__Material supplied__.

◇ ◇ ◇ ◇

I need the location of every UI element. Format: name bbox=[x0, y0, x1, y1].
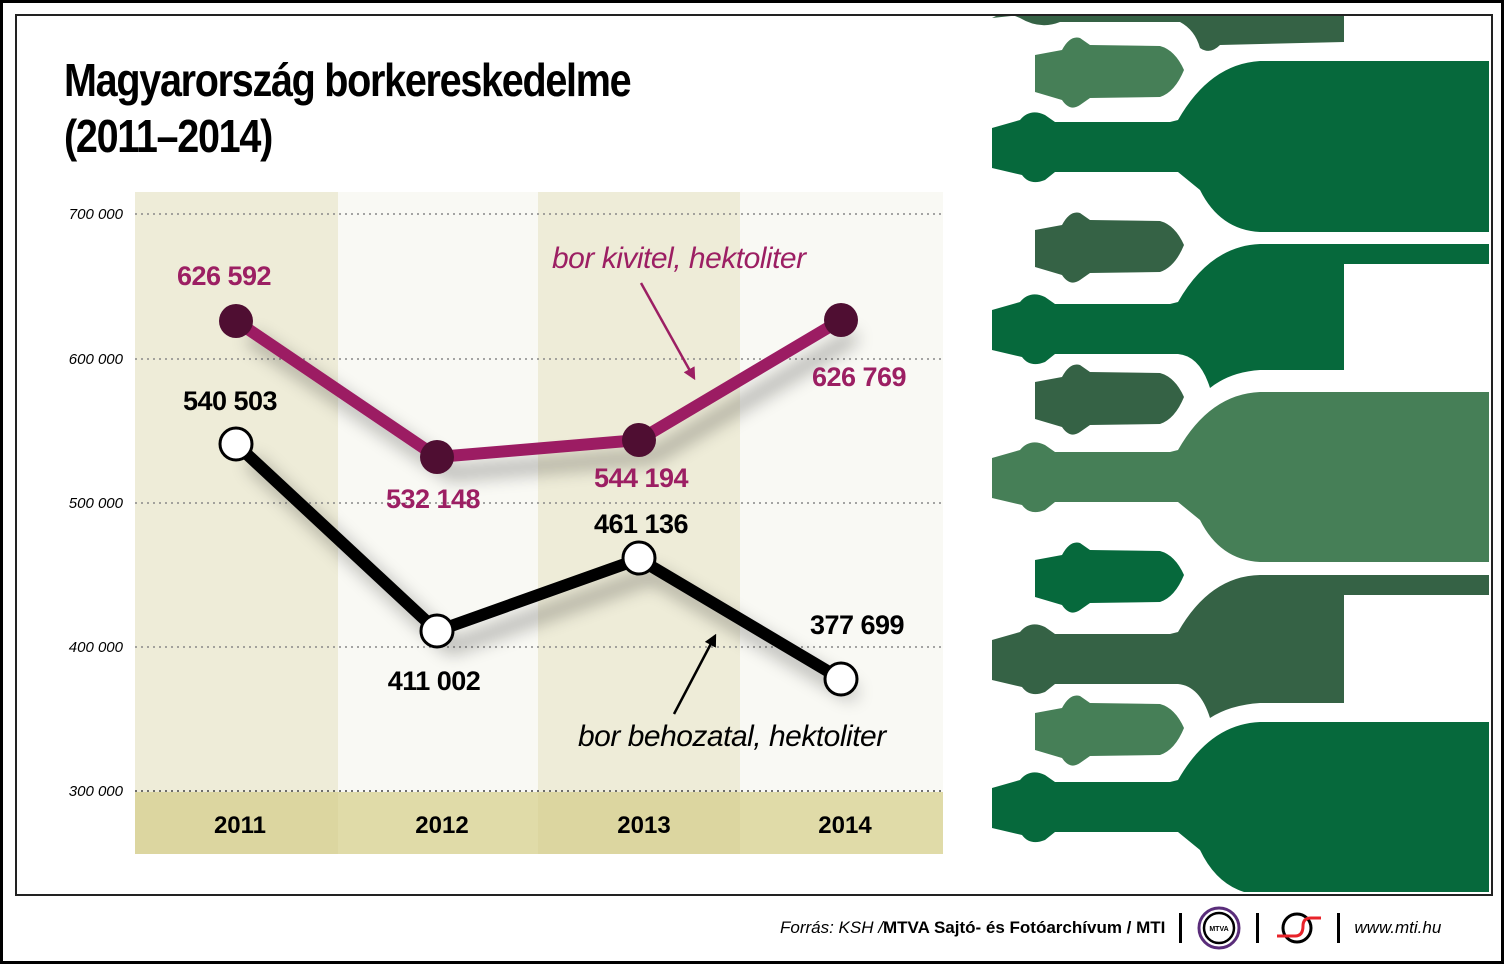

◇ ◇ ◇ ◇

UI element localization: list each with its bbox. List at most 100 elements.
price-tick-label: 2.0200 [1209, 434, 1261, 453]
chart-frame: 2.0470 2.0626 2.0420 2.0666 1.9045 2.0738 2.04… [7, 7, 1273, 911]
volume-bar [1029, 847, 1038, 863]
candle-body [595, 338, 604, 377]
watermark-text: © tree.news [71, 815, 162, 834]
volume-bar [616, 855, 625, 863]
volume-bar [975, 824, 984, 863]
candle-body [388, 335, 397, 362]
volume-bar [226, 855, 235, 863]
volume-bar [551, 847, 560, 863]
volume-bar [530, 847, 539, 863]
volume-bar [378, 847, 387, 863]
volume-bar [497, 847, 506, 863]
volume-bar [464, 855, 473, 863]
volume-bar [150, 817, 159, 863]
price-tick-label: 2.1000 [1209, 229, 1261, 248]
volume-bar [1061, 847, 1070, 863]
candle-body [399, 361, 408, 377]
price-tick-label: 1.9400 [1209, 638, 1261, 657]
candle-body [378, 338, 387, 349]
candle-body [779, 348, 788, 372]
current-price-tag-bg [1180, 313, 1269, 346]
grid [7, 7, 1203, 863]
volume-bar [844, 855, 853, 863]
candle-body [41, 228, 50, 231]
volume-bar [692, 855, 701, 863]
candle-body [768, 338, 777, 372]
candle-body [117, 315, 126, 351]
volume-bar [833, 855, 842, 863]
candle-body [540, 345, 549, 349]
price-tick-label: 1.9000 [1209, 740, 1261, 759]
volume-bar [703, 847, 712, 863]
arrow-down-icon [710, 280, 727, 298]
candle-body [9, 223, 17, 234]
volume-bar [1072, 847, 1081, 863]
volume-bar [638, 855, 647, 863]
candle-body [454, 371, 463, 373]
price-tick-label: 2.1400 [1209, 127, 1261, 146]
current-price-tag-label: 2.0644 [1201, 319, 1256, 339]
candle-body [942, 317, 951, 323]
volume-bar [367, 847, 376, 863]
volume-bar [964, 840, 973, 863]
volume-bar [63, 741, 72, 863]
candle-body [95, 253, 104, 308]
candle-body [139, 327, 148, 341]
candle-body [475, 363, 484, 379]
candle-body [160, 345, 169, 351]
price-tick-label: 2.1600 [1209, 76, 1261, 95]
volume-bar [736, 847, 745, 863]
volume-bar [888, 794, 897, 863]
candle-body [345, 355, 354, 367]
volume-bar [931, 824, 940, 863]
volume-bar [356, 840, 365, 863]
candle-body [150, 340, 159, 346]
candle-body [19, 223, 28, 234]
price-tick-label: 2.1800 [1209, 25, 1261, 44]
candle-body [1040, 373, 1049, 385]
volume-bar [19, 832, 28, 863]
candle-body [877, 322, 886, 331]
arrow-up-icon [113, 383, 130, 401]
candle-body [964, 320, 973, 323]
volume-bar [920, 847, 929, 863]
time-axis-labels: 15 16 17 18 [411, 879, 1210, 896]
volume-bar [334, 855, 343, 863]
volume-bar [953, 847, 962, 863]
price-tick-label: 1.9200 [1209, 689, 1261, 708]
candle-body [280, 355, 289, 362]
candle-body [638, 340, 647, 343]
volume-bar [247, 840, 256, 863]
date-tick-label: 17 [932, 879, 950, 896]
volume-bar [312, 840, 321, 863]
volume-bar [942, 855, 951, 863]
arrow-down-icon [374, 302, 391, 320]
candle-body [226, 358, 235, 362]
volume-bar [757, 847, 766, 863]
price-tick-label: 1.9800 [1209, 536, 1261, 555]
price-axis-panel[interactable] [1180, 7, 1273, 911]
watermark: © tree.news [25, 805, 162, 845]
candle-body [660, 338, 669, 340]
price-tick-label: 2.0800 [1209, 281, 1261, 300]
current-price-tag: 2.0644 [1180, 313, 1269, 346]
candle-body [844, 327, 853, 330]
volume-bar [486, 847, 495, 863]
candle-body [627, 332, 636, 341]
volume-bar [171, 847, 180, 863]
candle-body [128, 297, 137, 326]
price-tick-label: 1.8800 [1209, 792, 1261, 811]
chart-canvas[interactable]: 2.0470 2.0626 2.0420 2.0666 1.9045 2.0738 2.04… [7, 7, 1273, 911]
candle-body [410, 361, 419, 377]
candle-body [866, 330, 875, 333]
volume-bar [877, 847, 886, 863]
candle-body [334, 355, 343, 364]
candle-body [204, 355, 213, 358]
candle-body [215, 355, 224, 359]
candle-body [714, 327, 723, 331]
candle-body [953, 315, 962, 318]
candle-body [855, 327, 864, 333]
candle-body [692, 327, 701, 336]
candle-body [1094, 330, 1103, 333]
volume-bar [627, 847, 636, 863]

◇ ◇ ◇ ◇

Retype the rows starting with the line that contains "UI element localization: list" and going on through the line that contains "price-tick-label: 1.9000 [1209, 740, 1261, 759]", copying each one exactly.

UI element localization: list each with its bbox. List at most 100 elements.
price-tick-label: 2.0200 [1209, 434, 1261, 453]
chart-frame: 2.0470 2.0626 2.0420 2.0666 1.9045 2.0738 2.04… [7, 7, 1273, 911]
volume-bar [1029, 847, 1038, 863]
candle-body [595, 338, 604, 377]
watermark-text: © tree.news [71, 815, 162, 834]
volume-bar [616, 855, 625, 863]
volume-bar [975, 824, 984, 863]
candle-body [388, 335, 397, 362]
volume-bar [226, 855, 235, 863]
volume-bar [551, 847, 560, 863]
volume-bar [530, 847, 539, 863]
volume-bar [378, 847, 387, 863]
volume-bar [497, 847, 506, 863]
volume-bar [464, 855, 473, 863]
volume-bar [150, 817, 159, 863]
price-tick-label: 2.1000 [1209, 229, 1261, 248]
volume-bar [1061, 847, 1070, 863]
candle-body [399, 361, 408, 377]
price-tick-label: 1.9400 [1209, 638, 1261, 657]
candle-body [378, 338, 387, 349]
candle-body [779, 348, 788, 372]
current-price-tag-bg [1180, 313, 1269, 346]
grid [7, 7, 1203, 863]
volume-bar [844, 855, 853, 863]
candle-body [41, 228, 50, 231]
volume-bar [692, 855, 701, 863]
candle-body [768, 338, 777, 372]
candle-body [117, 315, 126, 351]
volume-bar [833, 855, 842, 863]
candle-body [540, 345, 549, 349]
price-tick-label: 1.9000 [1209, 740, 1261, 759]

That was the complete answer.